What to produce -> Lines that contain "Section" are to be counted; give only their number.
*** Task data ***
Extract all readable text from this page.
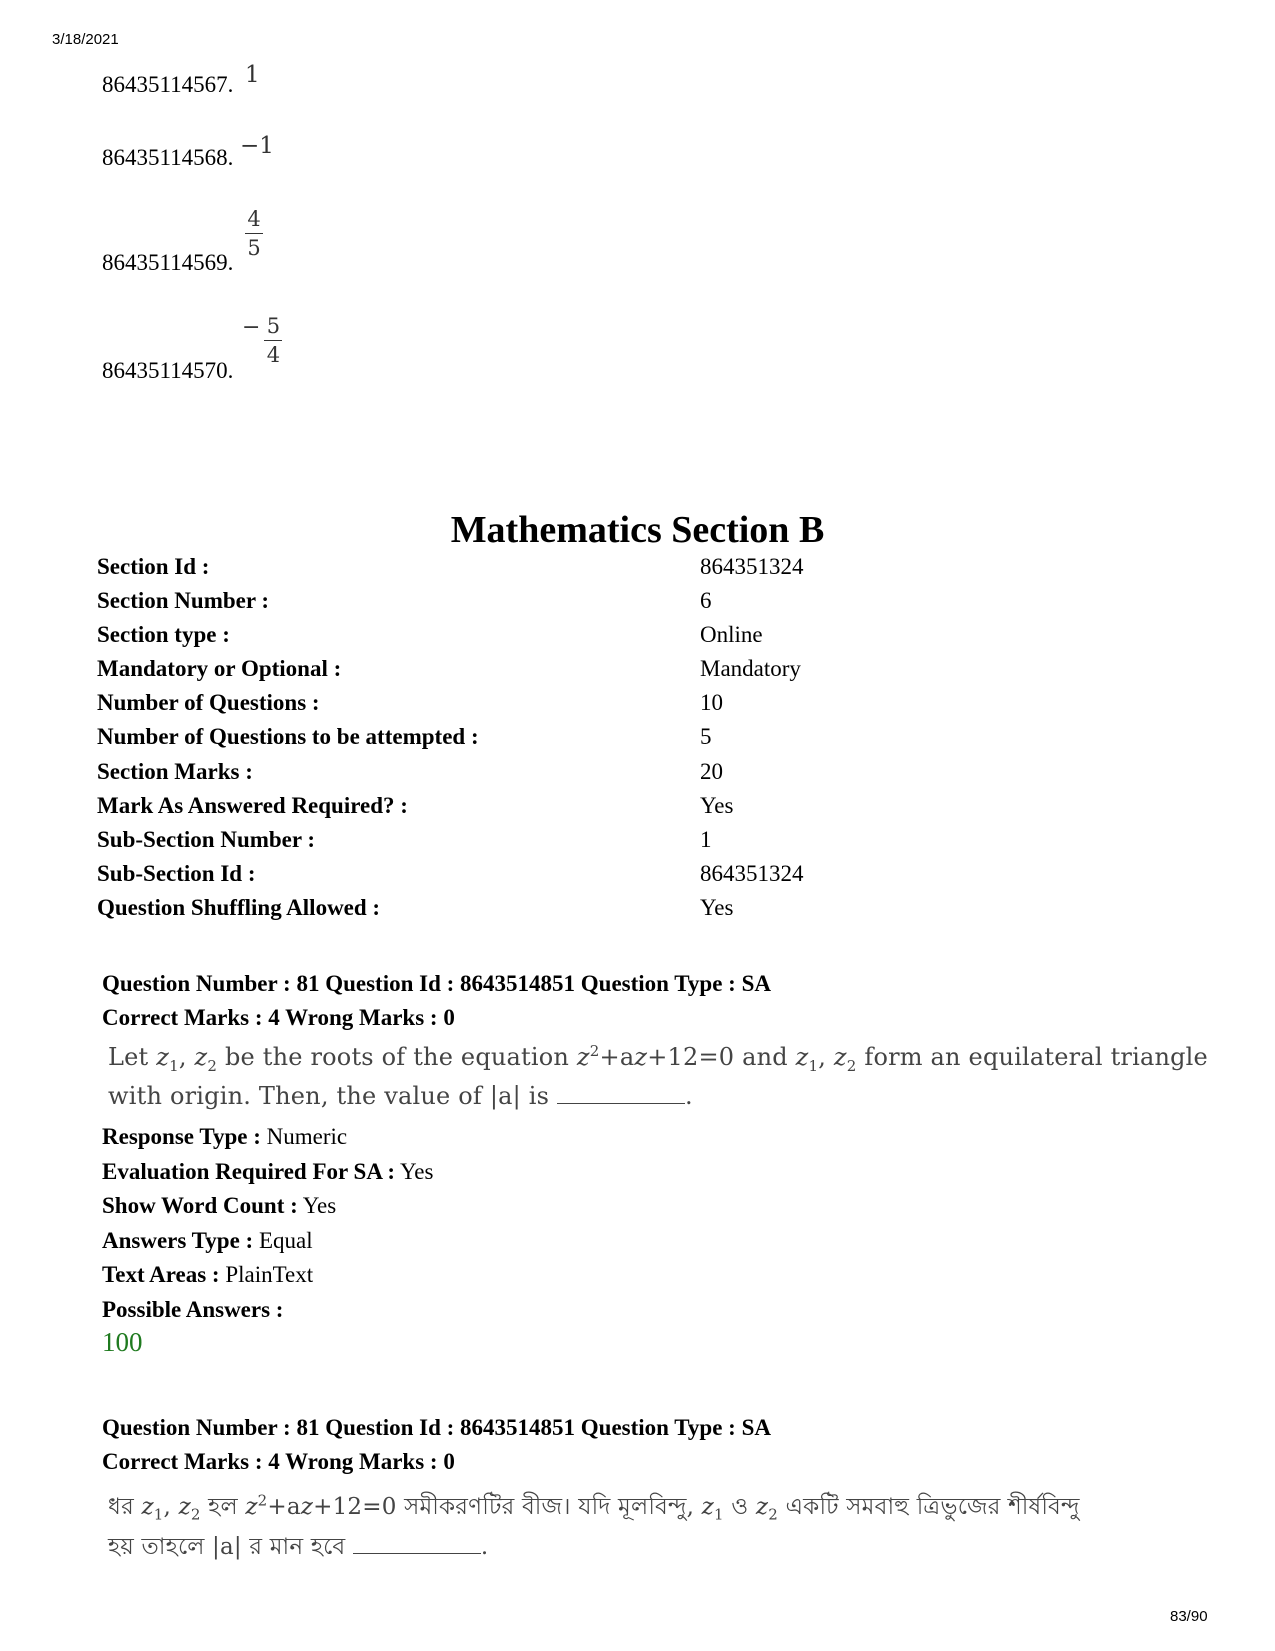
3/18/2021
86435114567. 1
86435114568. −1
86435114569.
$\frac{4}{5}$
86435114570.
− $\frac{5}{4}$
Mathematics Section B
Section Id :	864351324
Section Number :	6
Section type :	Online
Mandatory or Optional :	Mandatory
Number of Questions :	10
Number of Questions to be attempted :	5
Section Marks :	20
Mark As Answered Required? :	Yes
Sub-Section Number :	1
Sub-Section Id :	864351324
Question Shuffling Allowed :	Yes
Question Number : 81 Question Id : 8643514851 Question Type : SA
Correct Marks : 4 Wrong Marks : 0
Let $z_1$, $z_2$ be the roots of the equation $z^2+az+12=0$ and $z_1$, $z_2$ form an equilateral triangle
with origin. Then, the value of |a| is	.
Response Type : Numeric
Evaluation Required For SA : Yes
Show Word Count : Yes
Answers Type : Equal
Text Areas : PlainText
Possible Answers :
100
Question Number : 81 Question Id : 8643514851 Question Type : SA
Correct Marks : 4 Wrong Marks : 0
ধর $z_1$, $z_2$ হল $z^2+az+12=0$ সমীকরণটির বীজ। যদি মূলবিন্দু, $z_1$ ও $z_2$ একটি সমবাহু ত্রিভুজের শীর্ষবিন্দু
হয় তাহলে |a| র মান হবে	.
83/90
***
Output of the exercise -> 7